**** MATERIAL PROVIDED

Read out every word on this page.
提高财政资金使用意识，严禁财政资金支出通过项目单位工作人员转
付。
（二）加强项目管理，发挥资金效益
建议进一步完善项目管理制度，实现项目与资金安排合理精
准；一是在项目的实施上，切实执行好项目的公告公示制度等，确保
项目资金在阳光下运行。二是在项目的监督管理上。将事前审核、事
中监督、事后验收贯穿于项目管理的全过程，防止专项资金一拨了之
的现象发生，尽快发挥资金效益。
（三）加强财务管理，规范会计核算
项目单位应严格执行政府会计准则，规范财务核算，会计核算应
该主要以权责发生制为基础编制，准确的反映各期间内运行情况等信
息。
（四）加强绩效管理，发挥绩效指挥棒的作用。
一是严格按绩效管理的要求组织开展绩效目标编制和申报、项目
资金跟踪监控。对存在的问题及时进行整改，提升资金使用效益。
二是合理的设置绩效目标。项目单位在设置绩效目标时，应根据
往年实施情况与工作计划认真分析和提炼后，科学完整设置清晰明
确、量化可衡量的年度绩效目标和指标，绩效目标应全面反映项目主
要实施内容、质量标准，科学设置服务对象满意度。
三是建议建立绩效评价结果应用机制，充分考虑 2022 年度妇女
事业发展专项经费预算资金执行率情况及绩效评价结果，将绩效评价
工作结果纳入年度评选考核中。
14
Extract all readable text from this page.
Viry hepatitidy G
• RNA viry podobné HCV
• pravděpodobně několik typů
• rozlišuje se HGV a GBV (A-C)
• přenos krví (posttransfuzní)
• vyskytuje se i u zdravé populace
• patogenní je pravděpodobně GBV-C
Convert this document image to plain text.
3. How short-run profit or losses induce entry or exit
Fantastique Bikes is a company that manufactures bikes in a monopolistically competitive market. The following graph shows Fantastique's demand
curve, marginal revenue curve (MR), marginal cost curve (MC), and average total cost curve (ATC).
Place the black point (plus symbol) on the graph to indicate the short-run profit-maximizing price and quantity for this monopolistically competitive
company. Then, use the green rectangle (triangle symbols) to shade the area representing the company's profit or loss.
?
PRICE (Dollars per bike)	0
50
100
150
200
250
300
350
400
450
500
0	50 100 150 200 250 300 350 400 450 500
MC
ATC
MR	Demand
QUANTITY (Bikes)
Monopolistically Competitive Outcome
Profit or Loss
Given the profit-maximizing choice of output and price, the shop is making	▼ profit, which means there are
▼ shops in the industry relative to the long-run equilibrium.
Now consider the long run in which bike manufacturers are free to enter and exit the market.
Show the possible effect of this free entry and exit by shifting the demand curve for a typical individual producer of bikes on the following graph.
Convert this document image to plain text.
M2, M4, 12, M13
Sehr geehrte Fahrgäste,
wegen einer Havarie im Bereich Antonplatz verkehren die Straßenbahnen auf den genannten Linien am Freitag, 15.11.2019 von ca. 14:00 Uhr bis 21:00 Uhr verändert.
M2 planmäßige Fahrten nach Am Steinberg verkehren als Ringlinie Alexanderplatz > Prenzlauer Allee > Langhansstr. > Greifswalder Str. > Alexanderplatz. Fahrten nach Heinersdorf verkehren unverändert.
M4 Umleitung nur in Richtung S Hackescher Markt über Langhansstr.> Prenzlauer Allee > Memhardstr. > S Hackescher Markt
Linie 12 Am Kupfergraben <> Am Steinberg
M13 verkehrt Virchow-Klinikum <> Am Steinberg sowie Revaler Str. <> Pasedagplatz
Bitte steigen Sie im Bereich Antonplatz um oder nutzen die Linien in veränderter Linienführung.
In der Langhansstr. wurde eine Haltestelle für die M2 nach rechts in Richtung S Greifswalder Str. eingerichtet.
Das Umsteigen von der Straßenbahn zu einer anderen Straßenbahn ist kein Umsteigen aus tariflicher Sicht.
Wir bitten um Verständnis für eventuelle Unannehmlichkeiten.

********

> [GIVEN PROBLEM]:
List all lines in the material containing the string "Richtung".

> [FINISHED ANSWER]:
M4 Umleitung nur in Richtung S Hackescher Markt über Langhansstr.> Prenzlauer Allee > Memhardstr. > S Hackescher Markt
In der Langhansstr. wurde eine Haltestelle für die M2 nach rechts in Richtung S Greifswalder Str. eingerichtet.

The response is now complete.